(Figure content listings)

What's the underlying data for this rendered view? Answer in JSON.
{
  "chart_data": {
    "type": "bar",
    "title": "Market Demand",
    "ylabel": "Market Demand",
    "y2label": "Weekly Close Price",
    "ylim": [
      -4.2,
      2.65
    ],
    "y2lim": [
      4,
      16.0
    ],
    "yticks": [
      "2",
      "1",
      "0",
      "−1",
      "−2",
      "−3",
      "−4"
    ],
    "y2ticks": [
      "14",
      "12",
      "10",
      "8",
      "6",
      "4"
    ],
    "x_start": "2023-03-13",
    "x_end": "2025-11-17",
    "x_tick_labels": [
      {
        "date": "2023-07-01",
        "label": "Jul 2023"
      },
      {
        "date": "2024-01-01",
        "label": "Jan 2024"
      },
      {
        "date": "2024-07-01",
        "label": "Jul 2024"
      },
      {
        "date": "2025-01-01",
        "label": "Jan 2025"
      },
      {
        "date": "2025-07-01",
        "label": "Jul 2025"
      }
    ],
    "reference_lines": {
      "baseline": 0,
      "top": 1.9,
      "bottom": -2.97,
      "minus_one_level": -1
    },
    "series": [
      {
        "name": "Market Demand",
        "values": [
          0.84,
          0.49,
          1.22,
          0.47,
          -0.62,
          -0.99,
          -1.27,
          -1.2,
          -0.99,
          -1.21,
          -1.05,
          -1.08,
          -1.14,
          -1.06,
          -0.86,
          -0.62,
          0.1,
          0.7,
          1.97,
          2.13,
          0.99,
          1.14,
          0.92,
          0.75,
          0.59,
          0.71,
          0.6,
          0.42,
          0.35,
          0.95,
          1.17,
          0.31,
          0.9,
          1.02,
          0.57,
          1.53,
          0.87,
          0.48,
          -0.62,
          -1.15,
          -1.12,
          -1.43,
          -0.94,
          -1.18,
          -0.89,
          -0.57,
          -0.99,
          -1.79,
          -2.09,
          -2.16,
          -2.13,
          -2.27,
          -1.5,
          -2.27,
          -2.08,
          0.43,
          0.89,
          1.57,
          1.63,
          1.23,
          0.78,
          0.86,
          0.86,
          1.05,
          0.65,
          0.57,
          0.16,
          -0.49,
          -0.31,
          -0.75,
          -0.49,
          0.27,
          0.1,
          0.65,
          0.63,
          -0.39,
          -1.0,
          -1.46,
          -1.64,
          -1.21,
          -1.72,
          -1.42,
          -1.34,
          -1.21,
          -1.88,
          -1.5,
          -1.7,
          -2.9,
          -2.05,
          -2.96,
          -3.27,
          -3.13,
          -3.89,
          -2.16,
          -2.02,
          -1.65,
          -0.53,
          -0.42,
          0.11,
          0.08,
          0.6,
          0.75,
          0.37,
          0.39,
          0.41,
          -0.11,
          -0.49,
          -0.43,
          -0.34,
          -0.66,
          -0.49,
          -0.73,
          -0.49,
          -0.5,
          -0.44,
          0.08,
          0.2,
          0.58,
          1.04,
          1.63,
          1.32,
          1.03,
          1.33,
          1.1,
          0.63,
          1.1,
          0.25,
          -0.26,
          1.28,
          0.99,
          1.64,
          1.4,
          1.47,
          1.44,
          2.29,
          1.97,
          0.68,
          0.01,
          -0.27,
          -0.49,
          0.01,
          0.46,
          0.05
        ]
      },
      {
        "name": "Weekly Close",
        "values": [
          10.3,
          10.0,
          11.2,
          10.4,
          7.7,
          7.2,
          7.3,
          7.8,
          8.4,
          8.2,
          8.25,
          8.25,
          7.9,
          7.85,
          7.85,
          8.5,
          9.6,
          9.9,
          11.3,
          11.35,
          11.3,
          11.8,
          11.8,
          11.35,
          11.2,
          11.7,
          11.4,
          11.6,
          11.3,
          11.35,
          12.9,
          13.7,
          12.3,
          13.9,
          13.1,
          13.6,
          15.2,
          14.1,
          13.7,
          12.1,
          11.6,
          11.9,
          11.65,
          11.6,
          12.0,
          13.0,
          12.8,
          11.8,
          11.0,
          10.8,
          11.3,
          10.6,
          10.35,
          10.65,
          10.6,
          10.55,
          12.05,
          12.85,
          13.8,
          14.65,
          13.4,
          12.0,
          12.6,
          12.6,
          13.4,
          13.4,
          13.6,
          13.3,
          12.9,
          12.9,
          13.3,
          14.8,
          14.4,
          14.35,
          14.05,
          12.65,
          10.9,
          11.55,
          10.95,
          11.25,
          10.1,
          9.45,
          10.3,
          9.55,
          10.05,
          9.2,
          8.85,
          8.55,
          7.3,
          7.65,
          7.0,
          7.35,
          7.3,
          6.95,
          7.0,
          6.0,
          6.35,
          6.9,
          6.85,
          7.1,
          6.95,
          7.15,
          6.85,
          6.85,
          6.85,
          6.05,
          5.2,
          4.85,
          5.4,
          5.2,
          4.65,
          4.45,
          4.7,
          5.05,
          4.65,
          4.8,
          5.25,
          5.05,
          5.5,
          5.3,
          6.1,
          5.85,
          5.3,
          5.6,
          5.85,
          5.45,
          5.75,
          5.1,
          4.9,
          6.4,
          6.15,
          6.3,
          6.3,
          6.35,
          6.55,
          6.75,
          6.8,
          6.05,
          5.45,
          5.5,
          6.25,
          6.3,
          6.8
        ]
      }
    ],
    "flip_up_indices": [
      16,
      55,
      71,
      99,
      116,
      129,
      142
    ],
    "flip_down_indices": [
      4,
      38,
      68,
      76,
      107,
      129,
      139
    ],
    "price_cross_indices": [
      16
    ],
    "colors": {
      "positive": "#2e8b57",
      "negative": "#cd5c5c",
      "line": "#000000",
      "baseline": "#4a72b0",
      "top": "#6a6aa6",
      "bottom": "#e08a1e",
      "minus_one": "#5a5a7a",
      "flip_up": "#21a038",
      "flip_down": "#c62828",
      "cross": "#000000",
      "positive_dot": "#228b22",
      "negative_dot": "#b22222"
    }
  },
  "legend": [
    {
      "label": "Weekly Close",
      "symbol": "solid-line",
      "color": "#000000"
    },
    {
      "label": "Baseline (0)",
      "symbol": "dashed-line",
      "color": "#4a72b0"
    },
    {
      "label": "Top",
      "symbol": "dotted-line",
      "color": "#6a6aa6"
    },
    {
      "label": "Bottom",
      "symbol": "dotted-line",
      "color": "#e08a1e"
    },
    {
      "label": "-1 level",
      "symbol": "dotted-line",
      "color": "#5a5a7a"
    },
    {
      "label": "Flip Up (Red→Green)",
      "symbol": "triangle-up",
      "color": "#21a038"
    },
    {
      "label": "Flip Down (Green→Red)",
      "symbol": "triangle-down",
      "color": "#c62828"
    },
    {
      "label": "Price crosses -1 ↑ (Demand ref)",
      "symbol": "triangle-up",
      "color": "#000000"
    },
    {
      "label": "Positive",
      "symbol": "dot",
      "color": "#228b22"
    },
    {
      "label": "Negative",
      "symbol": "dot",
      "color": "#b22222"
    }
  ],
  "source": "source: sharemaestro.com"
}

> SET EXERCISE: Go through the material above line by line and copy it exactly.

> RESULT OF THIS TASK:
What's the underlying data for this rendered view? Answer in JSON.
{
  "chart_data": {
    "type": "bar",
    "title": "Market Demand",
    "ylabel": "Market Demand",
    "y2label": "Weekly Close Price",
    "ylim": [
      -4.2,
      2.65
    ],
    "y2lim": [
      4,
      16.0
    ],
    "yticks": [
      "2",
      "1",
      "0",
      "−1",
      "−2",
      "−3",
      "−4"
    ],
    "y2ticks": [
      "14",
      "12",
      "10",
      "8",
      "6",
      "4"
    ],
    "x_start": "2023-03-13",
    "x_end": "2025-11-17",
    "x_tick_labels": [
      {
        "date": "2023-07-01",
        "label": "Jul 2023"
      },
      {
        "date": "2024-01-01",
        "label": "Jan 2024"
      },
      {
        "date": "2024-07-01",
        "label": "Jul 2024"
      },
      {
        "date": "2025-01-01",
        "label": "Jan 2025"
      },
      {
        "date": "2025-07-01",
        "label": "Jul 2025"
      }
    ],
    "reference_lines": {
      "baseline": 0,
      "top": 1.9,
      "bottom": -2.97,
      "minus_one_level": -1
    },
    "series": [
      {
        "name": "Market Demand",
        "values": [
          0.84,
          0.49,
          1.22,
          0.47,
          -0.62,
          -0.99,
          -1.27,
          -1.2,
          -0.99,
          -1.21,
          -1.05,
          -1.08,
          -1.14,
          -1.06,
          -0.86,
          -0.62,
          0.1,
          0.7,
          1.97,
          2.13,
          0.99,
          1.14,
          0.92,
          0.75,
          0.59,
          0.71,
          0.6,
          0.42,
          0.35,
          0.95,
          1.17,
          0.31,
          0.9,
          1.02,
          0.57,
          1.53,
          0.87,
          0.48,
          -0.62,
          -1.15,
          -1.12,
          -1.43,
          -0.94,
          -1.18,
          -0.89,
          -0.57,
          -0.99,
          -1.79,
          -2.09,
          -2.16,
          -2.13,
          -2.27,
          -1.5,
          -2.27,
          -2.08,
          0.43,
          0.89,
          1.57,
          1.63,
          1.23,
          0.78,
          0.86,
          0.86,
          1.05,
          0.65,
          0.57,
          0.16,
          -0.49,
          -0.31,
          -0.75,
          -0.49,
          0.27,
          0.1,
          0.65,
          0.63,
          -0.39,
          -1.0,
          -1.46,
          -1.64,
          -1.21,
          -1.72,
          -1.42,
          -1.34,
          -1.21,
          -1.88,
          -1.5,
          -1.7,
          -2.9,
          -2.05,
          -2.96,
          -3.27,
          -3.13,
          -3.89,
          -2.16,
          -2.02,
          -1.65,
          -0.53,
          -0.42,
          0.11,
          0.08,
          0.6,
          0.75,
          0.37,
          0.39,
          0.41,
          -0.11,
          -0.49,
          -0.43,
          -0.34,
          -0.66,
          -0.49,
          -0.73,
          -0.49,
          -0.5,
          -0.44,
          0.08,
          0.2,
          0.58,
          1.04,
          1.63,
          1.32,
          1.03,
          1.33,
          1.1,
          0.63,
          1.1,
          0.25,
          -0.26,
          1.28,
          0.99,
          1.64,
          1.4,
          1.47,
          1.44,
          2.29,
          1.97,
          0.68,
          0.01,
          -0.27,
          -0.49,
          0.01,
          0.46,
          0.05
        ]
      },
      {
        "name": "Weekly Close",
        "values": [
          10.3,
          10.0,
          11.2,
          10.4,
          7.7,
          7.2,
          7.3,
          7.8,
          8.4,
          8.2,
          8.25,
          8.25,
          7.9,
          7.85,
          7.85,
          8.5,
          9.6,
          9.9,
          11.3,
          11.35,
          11.3,
          11.8,
          11.8,
          11.35,
          11.2,
          11.7,
          11.4,
          11.6,
          11.3,
          11.35,
          12.9,
          13.7,
          12.3,
          13.9,
          13.1,
          13.6,
          15.2,
          14.1,
          13.7,
          12.1,
          11.6,
          11.9,
          11.65,
          11.6,
          12.0,
          13.0,
          12.8,
          11.8,
          11.0,
          10.8,
          11.3,
          10.6,
          10.35,
          10.65,
          10.6,
          10.55,
          12.05,
          12.85,
          13.8,
          14.65,
          13.4,
          12.0,
          12.6,
          12.6,
          13.4,
          13.4,
          13.6,
          13.3,
          12.9,
          12.9,
          13.3,
          14.8,
          14.4,
          14.35,
          14.05,
          12.65,
          10.9,
          11.55,
          10.95,
          11.25,
          10.1,
          9.45,
          10.3,
          9.55,
          10.05,
          9.2,
          8.85,
          8.55,
          7.3,
          7.65,
          7.0,
          7.35,
          7.3,
          6.95,
          7.0,
          6.0,
          6.35,
          6.9,
          6.85,
          7.1,
          6.95,
          7.15,
          6.85,
          6.85,
          6.85,
          6.05,
          5.2,
          4.85,
          5.4,
          5.2,
          4.65,
          4.45,
          4.7,
          5.05,
          4.65,
          4.8,
          5.25,
          5.05,
          5.5,
          5.3,
          6.1,
          5.85,
          5.3,
          5.6,
          5.85,
          5.45,
          5.75,
          5.1,
          4.9,
          6.4,
          6.15,
          6.3,
          6.3,
          6.35,
          6.55,
          6.75,
          6.8,
          6.05,
          5.45,
          5.5,
          6.25,
          6.3,
          6.8
        ]
      }
    ],
    "flip_up_indices": [
      16,
      55,
      71,
      99,
      116,
      129,
      142
    ],
    "flip_down_indices": [
      4,
      38,
      68,
      76,
      107,
      129,
      139
    ],
    "price_cross_indices": [
      16
    ],
    "colors": {
      "positive": "#2e8b57",
      "negative": "#cd5c5c",
      "line": "#000000",
      "baseline": "#4a72b0",
      "top": "#6a6aa6",
      "bottom": "#e08a1e",
      "minus_one": "#5a5a7a",
      "flip_up": "#21a038",
      "flip_down": "#c62828",
      "cross": "#000000",
      "positive_dot": "#228b22",
      "negative_dot": "#b22222"
    }
  },
  "legend": [
    {
      "label": "Weekly Close",
      "symbol": "solid-line",
      "color": "#000000"
    },
    {
      "label": "Baseline (0)",
      "symbol": "dashed-line",
      "color": "#4a72b0"
    },
    {
      "label": "Top",
      "symbol": "dotted-line",
      "color": "#6a6aa6"
    },
    {
      "label": "Bottom",
      "symbol": "dotted-line",
      "color": "#e08a1e"
    },
    {
      "label": "-1 level",
      "symbol": "dotted-line",
      "color": "#5a5a7a"
    },
    {
      "label": "Flip Up (Red→Green)",
      "symbol": "triangle-up",
      "color": "#21a038"
    },
    {
      "label": "Flip Down (Green→Red)",
      "symbol": "triangle-down",
      "color": "#c62828"
    },
    {
      "label": "Price crosses -1 ↑ (Demand ref)",
      "symbol": "triangle-up",
      "color": "#000000"
    },
    {
      "label": "Positive",
      "symbol": "dot",
      "color": "#228b22"
    },
    {
      "label": "Negative",
      "symbol": "dot",
      "color": "#b22222"
    }
  ],
  "source": "source: sharemaestro.com"
}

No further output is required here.